● **INSTRUCTIONS FOR THE TASK**
Translate this sentence from the biographical text into Spanish: "She accompanied the cast on a USO tour of Japan and Europe."

● **SOURCE DOCUMENT**
□ □ □ □

Holly met the boxer Walker Smith Jr. in 1940, before he acquired the nicknamed Sugar Ray Robinson. She wasn't fond of him at first, because when they met at a local pool, he pushed her in and she could not swim. However, she gave him another chance, and after a long courtship, they married in 1944. During their marriage, Robinson appeared on the cover various black publications such as Jet and Ebony magazine. She appeared on the first cover of Jet magazine in 1951 wearing a $10,000 mink coat given to her by Sugar Ray for her birthday. They were a flashy couple and spent extravagantly from his boxing winnings and other ventures. In the 1950s they owned businesses including Edna Mae's Lingerie Shop and Sugar Ray's Cafe.

In 1953, Robinson made her Broadway debut in an all-black version of Born Yesterday. Despite positives reviews, the play closed after five days. She accompanied the cast on a USO tour of Japan and Europe. In 1956, she was a guest artist at Detroit producer Ziggy Johnson's annual dance school graduation party at the Latin Quarter.

After their divorce in 1962, Robinson worked as a medical assistant and then obtained a license in cosmetology. In her later years, Robinson became an exercise instructor, teaching aerobic classes for senior citizens. She was a technical consultant during the making of Francis Ford Coppla's 1984 film The Cotton Club.

□ □ □ □

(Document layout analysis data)
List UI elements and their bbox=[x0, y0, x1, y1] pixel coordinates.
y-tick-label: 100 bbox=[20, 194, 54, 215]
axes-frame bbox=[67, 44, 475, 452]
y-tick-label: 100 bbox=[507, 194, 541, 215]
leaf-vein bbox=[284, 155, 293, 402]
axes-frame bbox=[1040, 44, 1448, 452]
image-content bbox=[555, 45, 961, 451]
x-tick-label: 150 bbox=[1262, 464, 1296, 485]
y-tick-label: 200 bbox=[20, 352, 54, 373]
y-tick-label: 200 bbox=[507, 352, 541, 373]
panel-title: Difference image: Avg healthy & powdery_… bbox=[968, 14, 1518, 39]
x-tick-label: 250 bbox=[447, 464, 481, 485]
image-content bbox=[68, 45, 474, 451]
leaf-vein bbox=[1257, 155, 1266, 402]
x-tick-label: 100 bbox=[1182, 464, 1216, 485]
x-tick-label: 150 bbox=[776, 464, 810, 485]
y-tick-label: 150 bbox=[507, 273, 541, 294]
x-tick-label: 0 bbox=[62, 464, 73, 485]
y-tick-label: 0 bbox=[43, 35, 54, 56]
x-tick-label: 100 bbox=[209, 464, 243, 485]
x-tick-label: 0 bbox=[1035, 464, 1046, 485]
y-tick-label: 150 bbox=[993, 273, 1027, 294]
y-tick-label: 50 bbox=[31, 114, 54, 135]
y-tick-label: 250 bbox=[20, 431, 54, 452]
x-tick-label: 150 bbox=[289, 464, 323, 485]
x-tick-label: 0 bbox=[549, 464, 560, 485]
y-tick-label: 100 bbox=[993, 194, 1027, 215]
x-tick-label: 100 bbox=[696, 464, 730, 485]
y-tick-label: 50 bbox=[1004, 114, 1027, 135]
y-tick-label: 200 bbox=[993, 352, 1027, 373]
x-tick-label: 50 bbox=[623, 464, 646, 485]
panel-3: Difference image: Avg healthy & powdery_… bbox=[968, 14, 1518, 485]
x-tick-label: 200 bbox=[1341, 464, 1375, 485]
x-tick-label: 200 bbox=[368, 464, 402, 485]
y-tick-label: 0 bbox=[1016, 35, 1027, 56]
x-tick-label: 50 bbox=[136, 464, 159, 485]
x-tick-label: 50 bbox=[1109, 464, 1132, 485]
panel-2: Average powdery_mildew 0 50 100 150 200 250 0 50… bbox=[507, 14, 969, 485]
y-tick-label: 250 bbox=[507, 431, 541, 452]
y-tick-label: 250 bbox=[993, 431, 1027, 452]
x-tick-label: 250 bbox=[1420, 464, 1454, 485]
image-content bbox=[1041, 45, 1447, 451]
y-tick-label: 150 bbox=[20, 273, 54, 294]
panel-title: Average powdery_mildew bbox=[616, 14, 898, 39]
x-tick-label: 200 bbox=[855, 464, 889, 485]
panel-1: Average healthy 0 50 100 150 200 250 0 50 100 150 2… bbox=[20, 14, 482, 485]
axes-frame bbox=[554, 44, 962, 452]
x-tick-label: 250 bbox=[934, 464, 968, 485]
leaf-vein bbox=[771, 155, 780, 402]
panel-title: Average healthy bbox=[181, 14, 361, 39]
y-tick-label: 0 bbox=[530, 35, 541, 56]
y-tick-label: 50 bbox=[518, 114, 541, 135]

□ □ □ □

● **PROBLEM SOLUTION**
Acompañó al elenco en una gira de la USO por Japón y Europa.